§ WHAT YOU NEED TO DO
Could you output every line of the data below as a JSON list of strings, one string per line, skipping blank lines and leaving out the pictures?

Element and region data
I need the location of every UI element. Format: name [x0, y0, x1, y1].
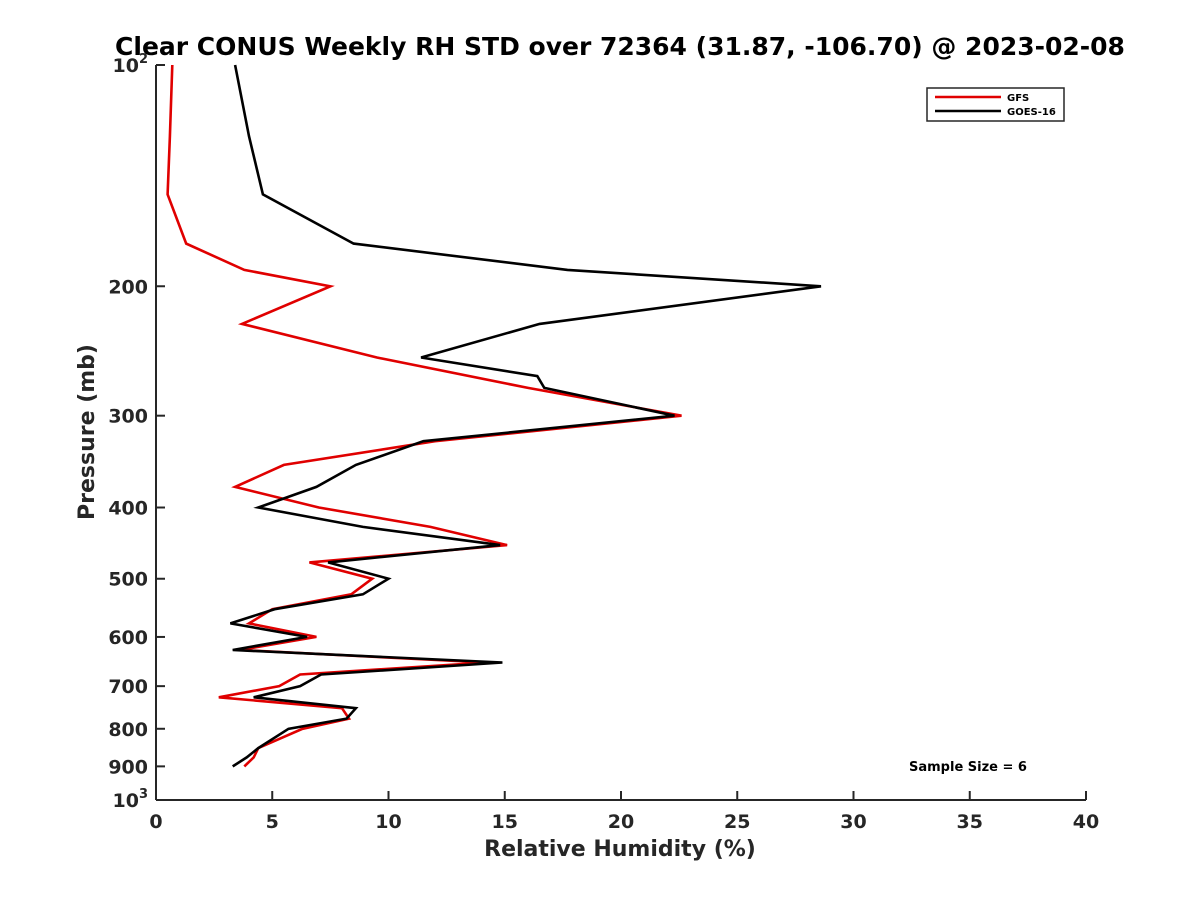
y-tick-label: 900 [108, 756, 148, 778]
series-line-gfs [166, 64, 682, 768]
y-tick-label: 300 [108, 406, 148, 428]
y-tick-label: 200 [108, 276, 148, 298]
x-tick-label: 25 [724, 811, 750, 833]
legend-label: GOES-16 [1007, 107, 1056, 118]
x-tick-label: 15 [492, 811, 518, 833]
series-line-goes-16 [230, 64, 822, 768]
legend: GFS GOES-16 [926, 87, 1065, 122]
sample-size-annotation: Sample Size = 6 [909, 760, 1027, 775]
legend-box [926, 87, 1065, 122]
y-tick-label: 700 [108, 676, 148, 698]
axes: 0 5 10 15 20 25 30 35 40102200300400500600700800… [108, 52, 1099, 833]
y-axis-label: Pressure (mb) [75, 344, 100, 520]
series-layer [166, 64, 822, 768]
x-tick-label: 0 [149, 811, 162, 833]
y-tick-label: 400 [108, 498, 148, 520]
x-tick-label: 5 [266, 811, 279, 833]
x-tick-label: 30 [840, 811, 866, 833]
x-tick-label: 35 [957, 811, 983, 833]
y-tick-label: 500 [108, 569, 148, 591]
legend-label: GFS [1007, 93, 1029, 104]
x-tick-label: 20 [608, 811, 634, 833]
y-tick-label: 800 [108, 719, 148, 741]
y-tick-label: 600 [108, 627, 148, 649]
x-tick-label: 40 [1073, 811, 1099, 833]
x-axis-label: Relative Humidity (%) [484, 837, 756, 862]
x-tick-label: 10 [375, 811, 401, 833]
chart-title: Clear CONUS Weekly RH STD over 72364 (31… [115, 32, 1125, 61]
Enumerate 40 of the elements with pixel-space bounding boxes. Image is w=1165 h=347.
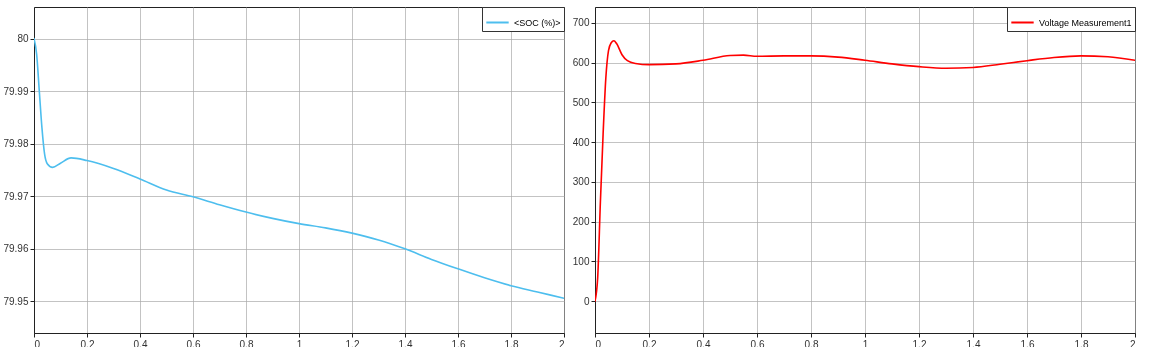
x-tick-label: 1.6: [1020, 338, 1035, 347]
x-tick-label: 0.8: [804, 338, 819, 347]
y-tick-label: 79.96: [3, 243, 29, 255]
x-tick-label: 1: [862, 338, 869, 347]
y-tick-label: 80: [17, 33, 29, 45]
y-tick-label: 79.95: [3, 295, 29, 307]
y-tick-label: 79.97: [3, 190, 29, 202]
x-tick-label: 2: [1129, 338, 1136, 347]
x-tick-label: 0.6: [750, 338, 765, 347]
legend-label: <SOC (%)>: [514, 17, 561, 28]
x-tick-label: 1.6: [451, 338, 466, 347]
y-tick-label: 79.99: [3, 85, 29, 97]
x-tick-label: 1.4: [398, 338, 413, 347]
y-tick-label: 200: [572, 216, 590, 228]
x-tick-label: 1.8: [1074, 338, 1089, 347]
x-tick-label: 0.2: [642, 338, 657, 347]
x-tick-label: 2: [558, 338, 565, 347]
y-tick-label: 400: [572, 136, 590, 148]
y-tick-label: 0: [583, 295, 590, 307]
x-tick-label: 0: [34, 338, 41, 347]
line-series: [34, 37, 564, 300]
x-tick-label: 1.2: [345, 338, 360, 347]
y-tick-label: 100: [572, 255, 590, 267]
line-series: [595, 39, 1135, 302]
x-tick-label: 0.2: [80, 338, 95, 347]
x-tick-label: 0.6: [186, 338, 201, 347]
y-tick-label: 79.98: [3, 138, 29, 150]
x-tick-label: 0: [595, 338, 602, 347]
y-tick-label: 300: [572, 176, 590, 188]
y-tick-label: 600: [572, 57, 590, 69]
y-tick-label: 700: [572, 17, 590, 29]
y-tick-label: 500: [572, 96, 590, 108]
x-tick-label: 1.4: [966, 338, 981, 347]
x-tick-label: 1: [296, 338, 303, 347]
x-tick-label: 1.2: [912, 338, 927, 347]
legend-label: Voltage Measurement1: [1039, 17, 1132, 28]
x-tick-label: 1.8: [504, 338, 519, 347]
x-tick-label: 0.4: [133, 338, 148, 347]
x-tick-label: 0.8: [239, 338, 254, 347]
x-tick-label: 0.4: [696, 338, 711, 347]
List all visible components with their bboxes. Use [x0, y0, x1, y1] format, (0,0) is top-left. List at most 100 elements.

§ RESULT OF THIS EXERCISE
[
  "I need the location of every UI element. Format: name [x0, y0, x1, y1].",
  "y-tick-label: 900 [108, 756, 148, 778]",
  "series-line-gfs [166, 64, 682, 768]",
  "y-tick-label: 300 [108, 406, 148, 428]",
  "y-tick-label: 200 [108, 276, 148, 298]",
  "x-tick-label: 25 [724, 811, 750, 833]",
  "legend-label: GOES-16 [1007, 107, 1056, 118]",
  "x-tick-label: 15 [492, 811, 518, 833]",
  "series-line-goes-16 [230, 64, 822, 768]",
  "legend: GFS GOES-16 [926, 87, 1065, 122]",
  "sample-size-annotation: Sample Size = 6 [909, 760, 1027, 775]",
  "legend-box [926, 87, 1065, 122]",
  "y-tick-label: 700 [108, 676, 148, 698]",
  "axes: 0 5 10 15 20 25 30 35 40102200300400500600700800… [108, 52, 1099, 833]",
  "y-axis-label: Pressure (mb) [75, 344, 100, 520]",
  "series-layer [166, 64, 822, 768]",
  "x-tick-label: 0 [149, 811, 162, 833]",
  "y-tick-label: 400 [108, 498, 148, 520]",
  "x-tick-label: 5 [266, 811, 279, 833]",
  "x-tick-label: 30 [840, 811, 866, 833]",
  "x-tick-label: 35 [957, 811, 983, 833]",
  "y-tick-label: 500 [108, 569, 148, 591]",
  "legend-label: GFS [1007, 93, 1029, 104]",
  "x-tick-label: 20 [608, 811, 634, 833]",
  "y-tick-label: 800 [108, 719, 148, 741]",
  "y-tick-label: 600 [108, 627, 148, 649]",
  "x-tick-label: 40 [1073, 811, 1099, 833]",
  "x-axis-label: Relative Humidity (%) [484, 837, 756, 862]",
  "x-tick-label: 10 [375, 811, 401, 833]",
  "chart-title: Clear CONUS Weekly RH STD over 72364 (31… [115, 32, 1125, 61]",
  "Enumerate 40 of the elements with pixel-space bounding boxes. Image is w=1165 h=347.",
  "x-tick-label: 1.6: [1020, 338, 1035, 347]",
  "x-tick-label: 0.8: [804, 338, 819, 347]",
  "y-tick-label: 79.96: [3, 243, 29, 255]",
  "x-tick-label: 1: [862, 338, 869, 347]",
  "y-tick-label: 80: [17, 33, 29, 45]",
  "y-tick-label: 79.95: [3, 295, 29, 307]",
  "y-tick-label: 79.97: [3, 190, 29, 202]",
  "x-tick-label: 2: [1129, 338, 1136, 347]",
  "x-tick-label: 0.6: [750, 338, 765, 347]",
  "legend-label: <SOC (%)>: [514, 17, 561, 28]",
  "x-tick-label: 1.6: [451, 338, 466, 347]",
  "y-tick-label: 79.99: [3, 85, 29, 97]",
  "x-tick-label: 1.4: [398, 338, 413, 347]",
  "y-tick-label: 200: [572, 216, 590, 228]",
  "x-tick-label: 1.8: [1074, 338, 1089, 347]",
  "x-tick-label: 0.2: [642, 338, 657, 347]",
  "x-tick-label: 2: [558, 338, 565, 347]",
  "y-tick-label: 400: [572, 136, 590, 148]",
  "y-tick-label: 0: [583, 295, 590, 307]",
  "x-tick-label: 0: [34, 338, 41, 347]",
  "line-series: [34, 37, 564, 300]",
  "x-tick-label: 1.2: [345, 338, 360, 347]",
  "y-tick-label: 100: [572, 255, 590, 267]",
  "line-series: [595, 39, 1135, 302]",
  "x-tick-label: 0.2: [80, 338, 95, 347]",
  "x-tick-label: 0.6: [186, 338, 201, 347]",
  "y-tick-label: 79.98: [3, 138, 29, 150]",
  "x-tick-label: 0: [595, 338, 602, 347]",
  "y-tick-label: 300: [572, 176, 590, 188]",
  "y-tick-label: 600: [572, 57, 590, 69]",
  "y-tick-label: 700: [572, 17, 590, 29]",
  "y-tick-label: 500: [572, 96, 590, 108]",
  "x-tick-label: 1.4: [966, 338, 981, 347]",
  "x-tick-label: 1: [296, 338, 303, 347]",
  "x-tick-label: 1.2: [912, 338, 927, 347]",
  "legend-label: Voltage Measurement1: [1039, 17, 1132, 28]",
  "x-tick-label: 1.8: [504, 338, 519, 347]",
  "x-tick-label: 0.4: [133, 338, 148, 347]",
  "x-tick-label: 0.8: [239, 338, 254, 347]",
  "x-tick-label: 0.4: [696, 338, 711, 347]",
  "List all visible components with their bboxes. Use [x0, y0, x1, y1] format, (0,0) is top-left. List at most 100 elements."
]